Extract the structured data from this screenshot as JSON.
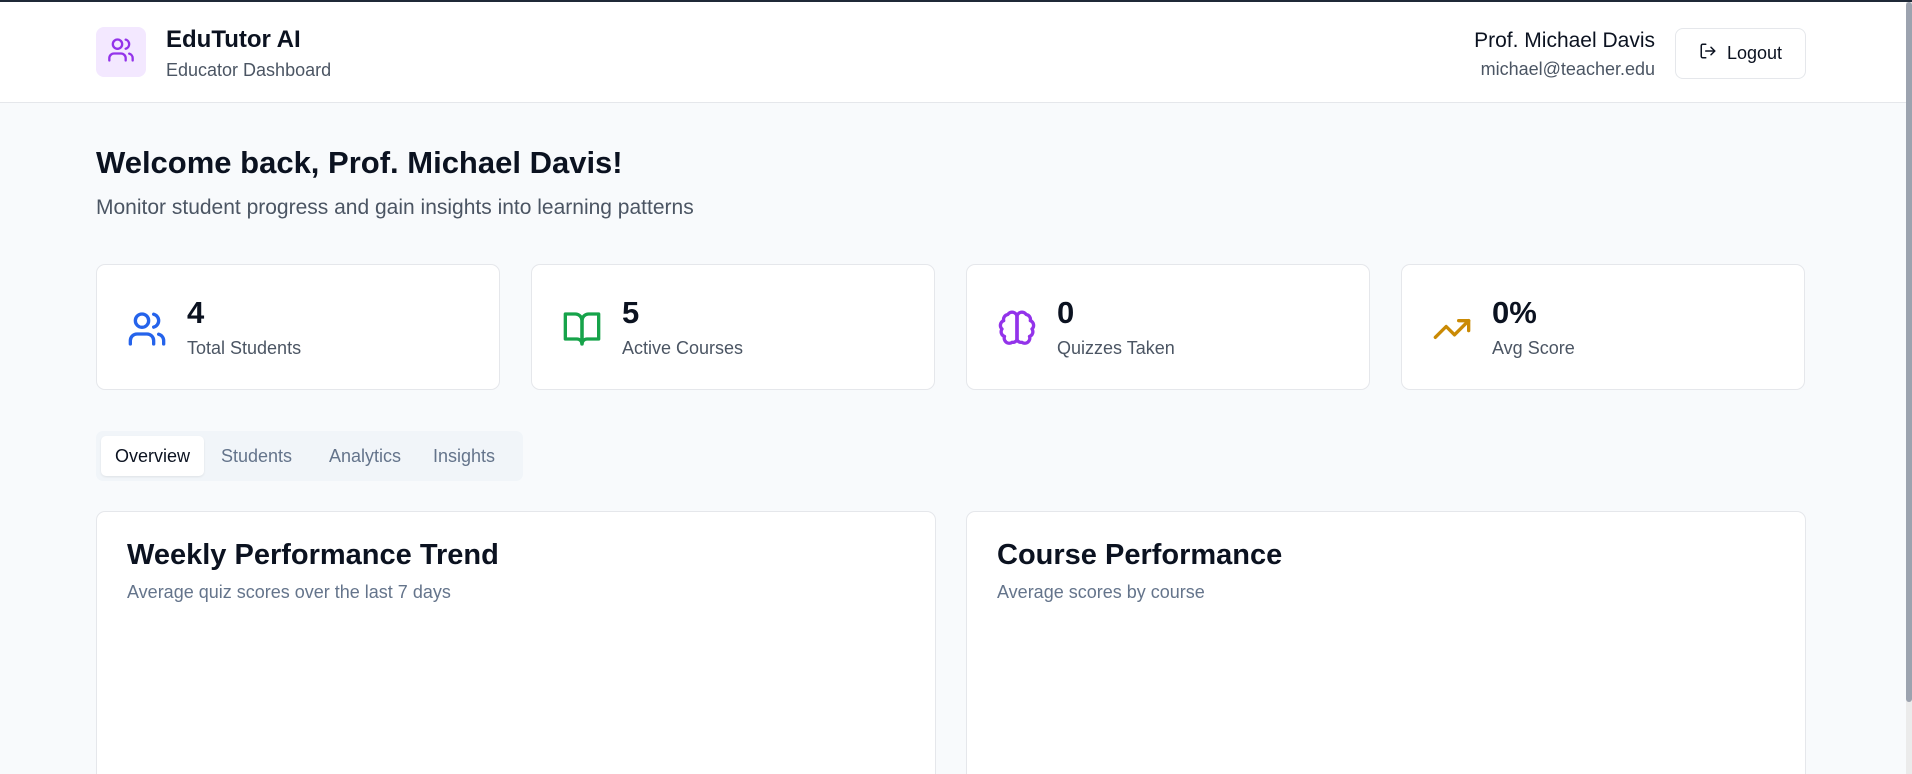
{
  "app": {
    "title": "EduTutor AI",
    "subtitle": "Educator Dashboard",
    "logo_icon": "users-icon",
    "accent_color": "#9333ea"
  },
  "user": {
    "name": "Prof. Michael Davis",
    "email": "michael@teacher.edu",
    "logout_label": "Logout",
    "logout_icon": "logout-icon"
  },
  "welcome": {
    "heading": "Welcome back, Prof. Michael Davis!",
    "subheading": "Monitor student progress and gain insights into learning patterns"
  },
  "stats": [
    {
      "value": "4",
      "label": "Total Students",
      "icon": "users-icon",
      "color": "#2563eb"
    },
    {
      "value": "5",
      "label": "Active Courses",
      "icon": "book-open-icon",
      "color": "#16a34a"
    },
    {
      "value": "0",
      "label": "Quizzes Taken",
      "icon": "brain-icon",
      "color": "#9333ea"
    },
    {
      "value": "0%",
      "label": "Avg Score",
      "icon": "trending-up-icon",
      "color": "#ca8a04"
    }
  ],
  "tabs": [
    {
      "label": "Overview",
      "active": true
    },
    {
      "label": "Students",
      "active": false
    },
    {
      "label": "Analytics",
      "active": false
    },
    {
      "label": "Insights",
      "active": false
    }
  ],
  "panels": [
    {
      "title": "Weekly Performance Trend",
      "subtitle": "Average quiz scores over the last 7 days"
    },
    {
      "title": "Course Performance",
      "subtitle": "Average scores by course"
    }
  ]
}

++++++

### STATED PROBLEM
Keep the pictures out of the copy and write out the data exactly as it stands.

### RESULT FOR THIS TASK
Extract the structured data from this screenshot as JSON.
{
  "app": {
    "title": "EduTutor AI",
    "subtitle": "Educator Dashboard",
    "logo_icon": "users-icon",
    "accent_color": "#9333ea"
  },
  "user": {
    "name": "Prof. Michael Davis",
    "email": "michael@teacher.edu",
    "logout_label": "Logout",
    "logout_icon": "logout-icon"
  },
  "welcome": {
    "heading": "Welcome back, Prof. Michael Davis!",
    "subheading": "Monitor student progress and gain insights into learning patterns"
  },
  "stats": [
    {
      "value": "4",
      "label": "Total Students",
      "icon": "users-icon",
      "color": "#2563eb"
    },
    {
      "value": "5",
      "label": "Active Courses",
      "icon": "book-open-icon",
      "color": "#16a34a"
    },
    {
      "value": "0",
      "label": "Quizzes Taken",
      "icon": "brain-icon",
      "color": "#9333ea"
    },
    {
      "value": "0%",
      "label": "Avg Score",
      "icon": "trending-up-icon",
      "color": "#ca8a04"
    }
  ],
  "tabs": [
    {
      "label": "Overview",
      "active": true
    },
    {
      "label": "Students",
      "active": false
    },
    {
      "label": "Analytics",
      "active": false
    },
    {
      "label": "Insights",
      "active": false
    }
  ],
  "panels": [
    {
      "title": "Weekly Performance Trend",
      "subtitle": "Average quiz scores over the last 7 days"
    },
    {
      "title": "Course Performance",
      "subtitle": "Average scores by course"
    }
  ]
}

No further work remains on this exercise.